Written problem:
Each entry below should be echoed exactly, with pictures omitted.

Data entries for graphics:

——————

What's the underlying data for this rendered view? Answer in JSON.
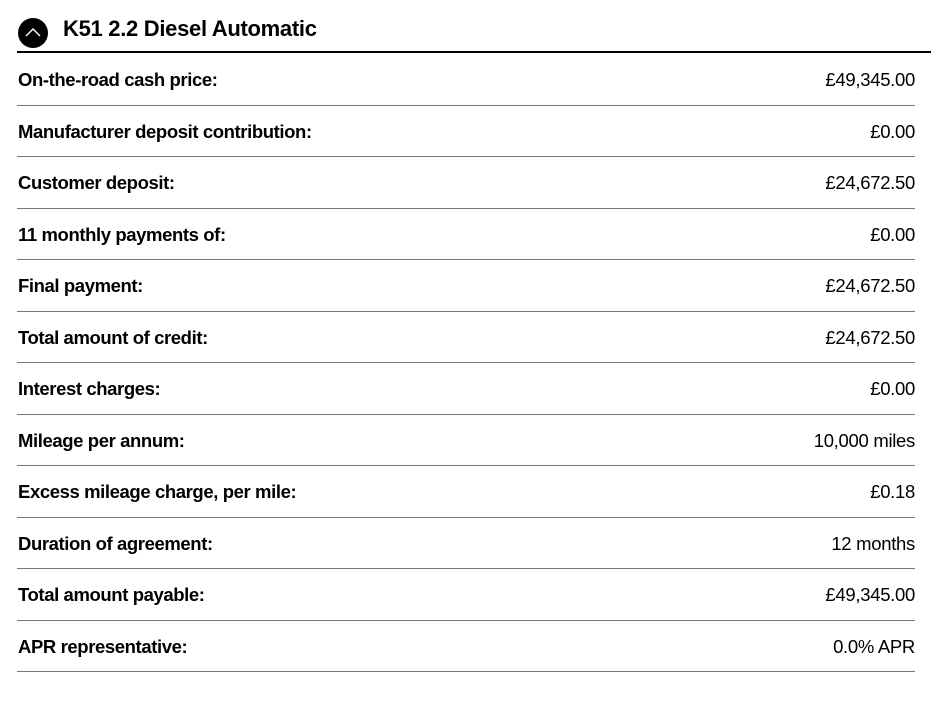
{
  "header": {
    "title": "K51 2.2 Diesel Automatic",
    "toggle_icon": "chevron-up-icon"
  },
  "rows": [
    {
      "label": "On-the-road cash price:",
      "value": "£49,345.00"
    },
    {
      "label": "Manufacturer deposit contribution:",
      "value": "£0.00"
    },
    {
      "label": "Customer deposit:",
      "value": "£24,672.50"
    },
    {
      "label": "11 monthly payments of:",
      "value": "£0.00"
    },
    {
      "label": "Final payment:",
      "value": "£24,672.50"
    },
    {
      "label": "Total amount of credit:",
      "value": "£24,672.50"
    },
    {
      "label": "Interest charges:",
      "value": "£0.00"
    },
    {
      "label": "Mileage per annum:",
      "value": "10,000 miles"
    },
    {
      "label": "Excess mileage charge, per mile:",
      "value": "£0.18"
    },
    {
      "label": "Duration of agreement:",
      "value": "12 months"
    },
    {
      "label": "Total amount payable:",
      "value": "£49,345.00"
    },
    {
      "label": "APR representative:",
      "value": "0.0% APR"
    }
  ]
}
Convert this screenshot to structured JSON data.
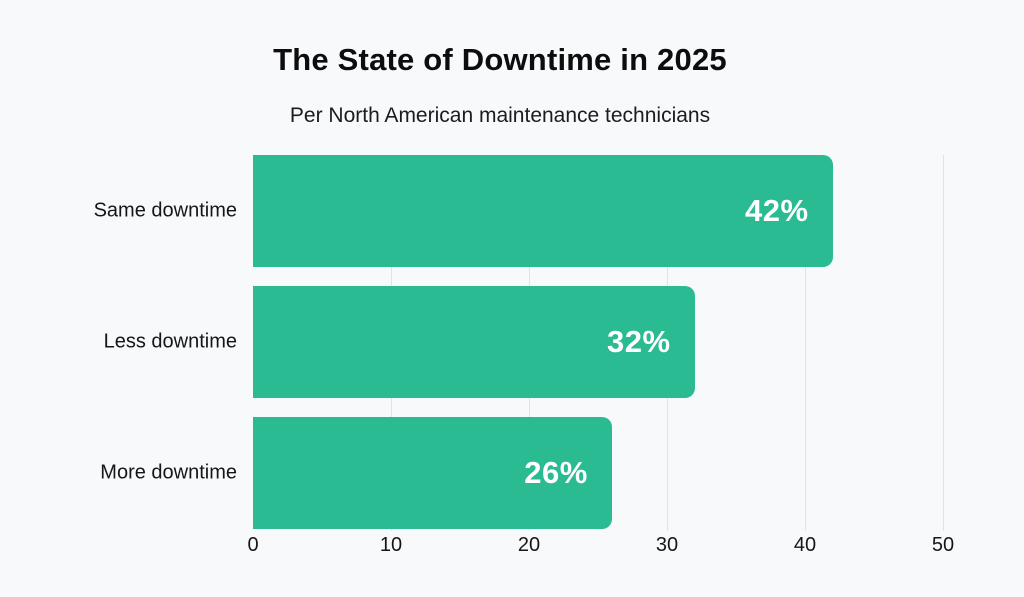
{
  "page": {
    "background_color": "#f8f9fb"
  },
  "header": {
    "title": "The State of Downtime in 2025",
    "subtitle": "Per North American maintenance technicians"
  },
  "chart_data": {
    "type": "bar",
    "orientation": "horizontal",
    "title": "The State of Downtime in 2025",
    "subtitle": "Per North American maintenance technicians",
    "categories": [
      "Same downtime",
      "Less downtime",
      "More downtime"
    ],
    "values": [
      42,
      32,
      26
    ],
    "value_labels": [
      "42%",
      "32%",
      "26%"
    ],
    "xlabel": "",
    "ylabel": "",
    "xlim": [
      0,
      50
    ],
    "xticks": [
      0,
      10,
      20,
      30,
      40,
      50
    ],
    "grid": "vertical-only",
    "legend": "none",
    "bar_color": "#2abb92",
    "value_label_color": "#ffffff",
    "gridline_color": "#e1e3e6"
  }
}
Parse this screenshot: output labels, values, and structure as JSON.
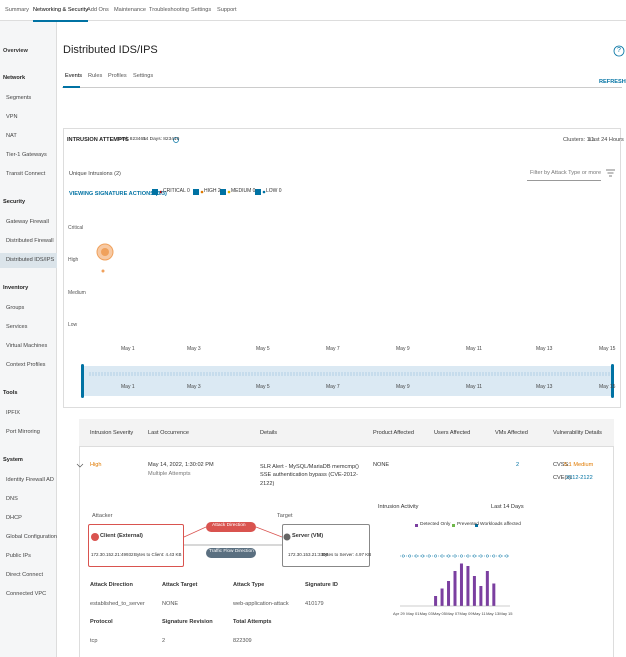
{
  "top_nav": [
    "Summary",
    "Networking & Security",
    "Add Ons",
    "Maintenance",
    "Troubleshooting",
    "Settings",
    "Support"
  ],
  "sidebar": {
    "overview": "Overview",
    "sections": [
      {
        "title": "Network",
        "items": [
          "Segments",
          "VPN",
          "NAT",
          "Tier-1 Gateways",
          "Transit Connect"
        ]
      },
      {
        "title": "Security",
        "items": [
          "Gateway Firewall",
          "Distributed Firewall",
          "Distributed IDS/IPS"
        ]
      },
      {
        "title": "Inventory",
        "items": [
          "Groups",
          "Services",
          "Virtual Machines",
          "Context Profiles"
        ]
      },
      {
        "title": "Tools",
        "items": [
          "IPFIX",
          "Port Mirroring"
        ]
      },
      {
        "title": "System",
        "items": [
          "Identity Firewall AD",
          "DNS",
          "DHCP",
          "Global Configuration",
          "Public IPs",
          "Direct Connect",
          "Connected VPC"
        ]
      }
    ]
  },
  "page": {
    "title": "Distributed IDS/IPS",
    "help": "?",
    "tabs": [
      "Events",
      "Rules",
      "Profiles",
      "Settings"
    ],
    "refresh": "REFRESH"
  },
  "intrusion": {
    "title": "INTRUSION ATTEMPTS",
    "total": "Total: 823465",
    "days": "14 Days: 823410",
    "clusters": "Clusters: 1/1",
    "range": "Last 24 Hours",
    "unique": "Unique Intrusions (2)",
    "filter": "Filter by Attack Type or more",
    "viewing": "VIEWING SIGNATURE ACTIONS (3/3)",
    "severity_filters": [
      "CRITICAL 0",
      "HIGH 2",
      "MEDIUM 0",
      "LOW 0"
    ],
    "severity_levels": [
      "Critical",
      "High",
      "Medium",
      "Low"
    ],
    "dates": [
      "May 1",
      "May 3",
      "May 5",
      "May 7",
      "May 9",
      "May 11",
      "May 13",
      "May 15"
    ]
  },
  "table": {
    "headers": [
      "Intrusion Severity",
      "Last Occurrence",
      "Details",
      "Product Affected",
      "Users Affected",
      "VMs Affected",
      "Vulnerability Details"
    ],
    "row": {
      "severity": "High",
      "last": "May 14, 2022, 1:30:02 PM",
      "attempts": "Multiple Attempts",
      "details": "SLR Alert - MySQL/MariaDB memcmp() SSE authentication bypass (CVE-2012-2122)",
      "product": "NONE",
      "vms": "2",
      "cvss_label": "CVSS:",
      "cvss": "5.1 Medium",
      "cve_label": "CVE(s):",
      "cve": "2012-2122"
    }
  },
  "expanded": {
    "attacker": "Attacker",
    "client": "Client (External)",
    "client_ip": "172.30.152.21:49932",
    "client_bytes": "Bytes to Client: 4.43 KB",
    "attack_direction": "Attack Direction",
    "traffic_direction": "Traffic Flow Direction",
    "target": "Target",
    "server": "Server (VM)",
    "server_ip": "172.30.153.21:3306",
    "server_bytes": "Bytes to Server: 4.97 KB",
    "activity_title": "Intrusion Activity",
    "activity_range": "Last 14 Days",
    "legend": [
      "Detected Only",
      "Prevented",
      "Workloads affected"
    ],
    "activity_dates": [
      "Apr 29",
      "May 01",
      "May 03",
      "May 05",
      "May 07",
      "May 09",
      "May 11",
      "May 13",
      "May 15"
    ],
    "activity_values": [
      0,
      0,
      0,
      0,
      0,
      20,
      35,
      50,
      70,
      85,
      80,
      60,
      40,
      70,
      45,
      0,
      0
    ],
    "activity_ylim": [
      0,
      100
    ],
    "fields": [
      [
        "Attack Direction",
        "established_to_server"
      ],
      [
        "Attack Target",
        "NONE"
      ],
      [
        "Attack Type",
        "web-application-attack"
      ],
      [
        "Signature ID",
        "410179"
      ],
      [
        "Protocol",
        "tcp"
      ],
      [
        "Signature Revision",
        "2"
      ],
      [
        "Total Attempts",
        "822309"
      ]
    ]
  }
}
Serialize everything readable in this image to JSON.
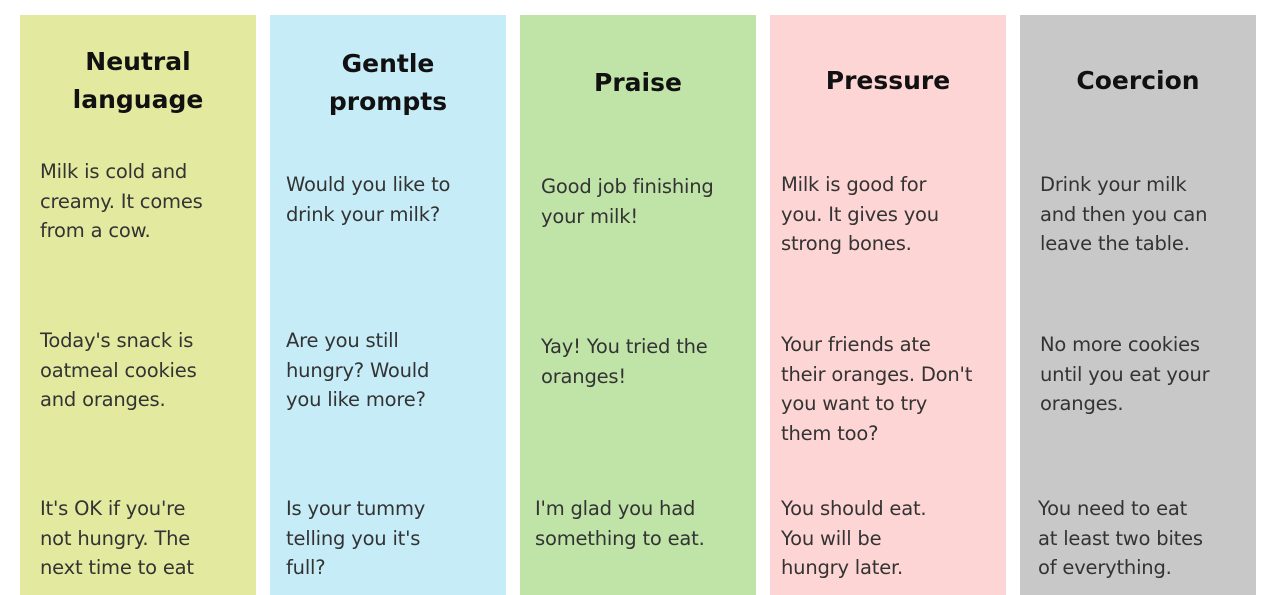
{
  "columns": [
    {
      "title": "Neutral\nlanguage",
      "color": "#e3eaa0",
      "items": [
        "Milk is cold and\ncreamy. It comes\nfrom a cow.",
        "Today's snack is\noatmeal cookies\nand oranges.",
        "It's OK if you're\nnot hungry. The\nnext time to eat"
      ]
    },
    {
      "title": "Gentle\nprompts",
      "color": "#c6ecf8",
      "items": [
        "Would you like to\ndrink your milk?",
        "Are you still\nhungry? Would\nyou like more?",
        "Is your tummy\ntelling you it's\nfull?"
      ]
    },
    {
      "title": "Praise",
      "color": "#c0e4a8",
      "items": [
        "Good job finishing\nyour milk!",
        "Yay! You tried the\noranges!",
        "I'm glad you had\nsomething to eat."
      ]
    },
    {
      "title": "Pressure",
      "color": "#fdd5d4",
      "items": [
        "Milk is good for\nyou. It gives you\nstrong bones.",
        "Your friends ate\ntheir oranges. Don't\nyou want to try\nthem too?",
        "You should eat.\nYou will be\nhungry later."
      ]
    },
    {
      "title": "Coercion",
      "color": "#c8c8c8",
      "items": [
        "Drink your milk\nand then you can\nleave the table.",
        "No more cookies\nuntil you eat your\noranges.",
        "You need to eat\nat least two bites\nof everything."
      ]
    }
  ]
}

——————

Result below:
What's the underlying data for this rendered view? Answer in JSON.
{
  "header": {
    "title": "K51 2.2 Diesel Automatic",
    "toggle_icon": "chevron-up-icon"
  },
  "rows": [
    {
      "label": "On-the-road cash price:",
      "value": "£49,345.00"
    },
    {
      "label": "Manufacturer deposit contribution:",
      "value": "£0.00"
    },
    {
      "label": "Customer deposit:",
      "value": "£24,672.50"
    },
    {
      "label": "11 monthly payments of:",
      "value": "£0.00"
    },
    {
      "label": "Final payment:",
      "value": "£24,672.50"
    },
    {
      "label": "Total amount of credit:",
      "value": "£24,672.50"
    },
    {
      "label": "Interest charges:",
      "value": "£0.00"
    },
    {
      "label": "Mileage per annum:",
      "value": "10,000 miles"
    },
    {
      "label": "Excess mileage charge, per mile:",
      "value": "£0.18"
    },
    {
      "label": "Duration of agreement:",
      "value": "12 months"
    },
    {
      "label": "Total amount payable:",
      "value": "£49,345.00"
    },
    {
      "label": "APR representative:",
      "value": "0.0% APR"
    }
  ]
}
Convert this screenshot to structured JSON data.
{
  "page": {
    "background_color": "#f8f9fb"
  },
  "header": {
    "title": "The State of Downtime in 2025",
    "subtitle": "Per North American maintenance technicians"
  },
  "chart_data": {
    "type": "bar",
    "orientation": "horizontal",
    "title": "The State of Downtime in 2025",
    "subtitle": "Per North American maintenance technicians",
    "categories": [
      "Same downtime",
      "Less downtime",
      "More downtime"
    ],
    "values": [
      42,
      32,
      26
    ],
    "value_labels": [
      "42%",
      "32%",
      "26%"
    ],
    "xlabel": "",
    "ylabel": "",
    "xlim": [
      0,
      50
    ],
    "xticks": [
      0,
      10,
      20,
      30,
      40,
      50
    ],
    "grid": "vertical-only",
    "legend": "none",
    "bar_color": "#2abb92",
    "value_label_color": "#ffffff",
    "gridline_color": "#e1e3e6"
  }
}
Parse this screenshot: output labels, values, and structure as JSON.
{
  "top_nav": [
    "Summary",
    "Networking & Security",
    "Add Ons",
    "Maintenance",
    "Troubleshooting",
    "Settings",
    "Support"
  ],
  "sidebar": {
    "overview": "Overview",
    "sections": [
      {
        "title": "Network",
        "items": [
          "Segments",
          "VPN",
          "NAT",
          "Tier-1 Gateways",
          "Transit Connect"
        ]
      },
      {
        "title": "Security",
        "items": [
          "Gateway Firewall",
          "Distributed Firewall",
          "Distributed IDS/IPS"
        ]
      },
      {
        "title": "Inventory",
        "items": [
          "Groups",
          "Services",
          "Virtual Machines",
          "Context Profiles"
        ]
      },
      {
        "title": "Tools",
        "items": [
          "IPFIX",
          "Port Mirroring"
        ]
      },
      {
        "title": "System",
        "items": [
          "Identity Firewall AD",
          "DNS",
          "DHCP",
          "Global Configuration",
          "Public IPs",
          "Direct Connect",
          "Connected VPC"
        ]
      }
    ]
  },
  "page": {
    "title": "Distributed IDS/IPS",
    "help": "?",
    "tabs": [
      "Events",
      "Rules",
      "Profiles",
      "Settings"
    ],
    "refresh": "REFRESH"
  },
  "intrusion": {
    "title": "INTRUSION ATTEMPTS",
    "total": "Total: 823465",
    "days": "14 Days: 823410",
    "clusters": "Clusters: 1/1",
    "range": "Last 24 Hours",
    "unique": "Unique Intrusions (2)",
    "filter": "Filter by Attack Type or more",
    "viewing": "VIEWING SIGNATURE ACTIONS (3/3)",
    "severity_filters": [
      "CRITICAL 0",
      "HIGH 2",
      "MEDIUM 0",
      "LOW 0"
    ],
    "severity_levels": [
      "Critical",
      "High",
      "Medium",
      "Low"
    ],
    "dates": [
      "May 1",
      "May 3",
      "May 5",
      "May 7",
      "May 9",
      "May 11",
      "May 13",
      "May 15"
    ]
  },
  "table": {
    "headers": [
      "Intrusion Severity",
      "Last Occurrence",
      "Details",
      "Product Affected",
      "Users Affected",
      "VMs Affected",
      "Vulnerability Details"
    ],
    "row": {
      "severity": "High",
      "last": "May 14, 2022, 1:30:02 PM",
      "attempts": "Multiple Attempts",
      "details": "SLR Alert - MySQL/MariaDB memcmp() SSE authentication bypass (CVE-2012-2122)",
      "product": "NONE",
      "vms": "2",
      "cvss_label": "CVSS:",
      "cvss": "5.1 Medium",
      "cve_label": "CVE(s):",
      "cve": "2012-2122"
    }
  },
  "expanded": {
    "attacker": "Attacker",
    "client": "Client (External)",
    "client_ip": "172.30.152.21:49932",
    "client_bytes": "Bytes to Client: 4.43 KB",
    "attack_direction": "Attack Direction",
    "traffic_direction": "Traffic Flow Direction",
    "target": "Target",
    "server": "Server (VM)",
    "server_ip": "172.30.153.21:3306",
    "server_bytes": "Bytes to Server: 4.97 KB",
    "activity_title": "Intrusion Activity",
    "activity_range": "Last 14 Days",
    "legend": [
      "Detected Only",
      "Prevented",
      "Workloads affected"
    ],
    "activity_dates": [
      "Apr 29",
      "May 01",
      "May 03",
      "May 05",
      "May 07",
      "May 09",
      "May 11",
      "May 13",
      "May 15"
    ],
    "activity_values": [
      0,
      0,
      0,
      0,
      0,
      20,
      35,
      50,
      70,
      85,
      80,
      60,
      40,
      70,
      45,
      0,
      0
    ],
    "activity_ylim": [
      0,
      100
    ],
    "fields": [
      [
        "Attack Direction",
        "established_to_server"
      ],
      [
        "Attack Target",
        "NONE"
      ],
      [
        "Attack Type",
        "web-application-attack"
      ],
      [
        "Signature ID",
        "410179"
      ],
      [
        "Protocol",
        "tcp"
      ],
      [
        "Signature Revision",
        "2"
      ],
      [
        "Total Attempts",
        "822309"
      ]
    ]
  }
}
Serialize everything readable in this image to JSON.
{
  "columns": [
    {
      "title": "Neutral\nlanguage",
      "color": "#e3eaa0",
      "items": [
        "Milk is cold and\ncreamy. It comes\nfrom a cow.",
        "Today's snack is\noatmeal cookies\nand oranges.",
        "It's OK if you're\nnot hungry. The\nnext time to eat"
      ]
    },
    {
      "title": "Gentle\nprompts",
      "color": "#c6ecf8",
      "items": [
        "Would you like to\ndrink your milk?",
        "Are you still\nhungry? Would\nyou like more?",
        "Is your tummy\ntelling you it's\nfull?"
      ]
    },
    {
      "title": "Praise",
      "color": "#c0e4a8",
      "items": [
        "Good job finishing\nyour milk!",
        "Yay! You tried the\noranges!",
        "I'm glad you had\nsomething to eat."
      ]
    },
    {
      "title": "Pressure",
      "color": "#fdd5d4",
      "items": [
        "Milk is good for\nyou. It gives you\nstrong bones.",
        "Your friends ate\ntheir oranges. Don't\nyou want to try\nthem too?",
        "You should eat.\nYou will be\nhungry later."
      ]
    },
    {
      "title": "Coercion",
      "color": "#c8c8c8",
      "items": [
        "Drink your milk\nand then you can\nleave the table.",
        "No more cookies\nuntil you eat your\noranges.",
        "You need to eat\nat least two bites\nof everything."
      ]
    }
  ]
}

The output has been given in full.